### Work to do
Each record is to be transcribed exactly.

[Dataset records]
>> BEGIN

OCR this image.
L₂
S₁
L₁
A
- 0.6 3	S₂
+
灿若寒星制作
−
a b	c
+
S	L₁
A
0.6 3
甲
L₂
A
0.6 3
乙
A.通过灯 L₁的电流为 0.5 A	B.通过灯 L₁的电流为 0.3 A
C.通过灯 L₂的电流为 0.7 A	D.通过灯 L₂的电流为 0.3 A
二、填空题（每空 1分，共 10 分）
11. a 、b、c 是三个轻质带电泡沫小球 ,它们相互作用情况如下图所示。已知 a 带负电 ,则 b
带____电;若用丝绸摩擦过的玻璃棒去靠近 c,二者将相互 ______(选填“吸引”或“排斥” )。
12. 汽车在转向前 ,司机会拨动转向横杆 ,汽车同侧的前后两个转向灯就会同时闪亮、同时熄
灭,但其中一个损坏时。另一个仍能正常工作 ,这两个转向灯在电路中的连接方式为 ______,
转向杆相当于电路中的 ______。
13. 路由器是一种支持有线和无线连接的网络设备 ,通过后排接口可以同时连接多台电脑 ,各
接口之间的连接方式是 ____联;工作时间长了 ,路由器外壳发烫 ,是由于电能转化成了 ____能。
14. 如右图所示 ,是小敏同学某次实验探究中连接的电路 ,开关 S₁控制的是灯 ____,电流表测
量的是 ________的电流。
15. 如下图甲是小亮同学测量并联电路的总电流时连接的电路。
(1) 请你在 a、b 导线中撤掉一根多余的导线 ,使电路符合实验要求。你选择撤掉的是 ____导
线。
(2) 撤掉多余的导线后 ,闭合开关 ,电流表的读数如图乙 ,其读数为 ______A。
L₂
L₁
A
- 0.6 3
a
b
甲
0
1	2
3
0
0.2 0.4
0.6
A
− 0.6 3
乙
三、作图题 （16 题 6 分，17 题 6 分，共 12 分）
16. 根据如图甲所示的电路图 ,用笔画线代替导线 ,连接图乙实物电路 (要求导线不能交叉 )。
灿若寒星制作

>> END

### Reply to the task
OCR this image.
L₂
S₁
L₁
A
- 0.6 3	S₂
+
灿若寒星制作
−
a b	c
+
S	L₁
A
0.6 3
甲
L₂
A
0.6 3
乙
A.通过灯 L₁的电流为 0.5 A	B.通过灯 L₁的电流为 0.3 A
C.通过灯 L₂的电流为 0.7 A	D.通过灯 L₂的电流为 0.3 A
二、填空题（每空 1分，共 10 分）
11. a 、b、c 是三个轻质带电泡沫小球 ,它们相互作用情况如下图所示。已知 a 带负电 ,则 b
带____电;若用丝绸摩擦过的玻璃棒去靠近 c,二者将相互 ______(选填“吸引”或“排斥” )。
12. 汽车在转向前 ,司机会拨动转向横杆 ,汽车同侧的前后两个转向灯就会同时闪亮、同时熄
灭,但其中一个损坏时。另一个仍能正常工作 ,这两个转向灯在电路中的连接方式为 ______,
转向杆相当于电路中的 ______。
13. 路由器是一种支持有线和无线连接的网络设备 ,通过后排接口可以同时连接多台电脑 ,各
接口之间的连接方式是 ____联;工作时间长了 ,路由器外壳发烫 ,是由于电能转化成了 ____能。
14. 如右图所示 ,是小敏同学某次实验探究中连接的电路 ,开关 S₁控制的是灯 ____,电流表测
量的是 ________的电流。
15. 如下图甲是小亮同学测量并联电路的总电流时连接的电路。
(1) 请你在 a、b 导线中撤掉一根多余的导线 ,使电路符合实验要求。你选择撤掉的是 ____导
线。
(2) 撤掉多余的导线后 ,闭合开关 ,电流表的读数如图乙 ,其读数为 ______A。
L₂
L₁
A
- 0.6 3
a
b
甲
0
1	2
3
0
0.2 0.4
0.6
A
− 0.6 3
乙
三、作图题 （16 题 6 分，17 题 6 分，共 12 分）
16. 根据如图甲所示的电路图 ,用笔画线代替导线 ,连接图乙实物电路 (要求导线不能交叉 )。
灿若寒星制作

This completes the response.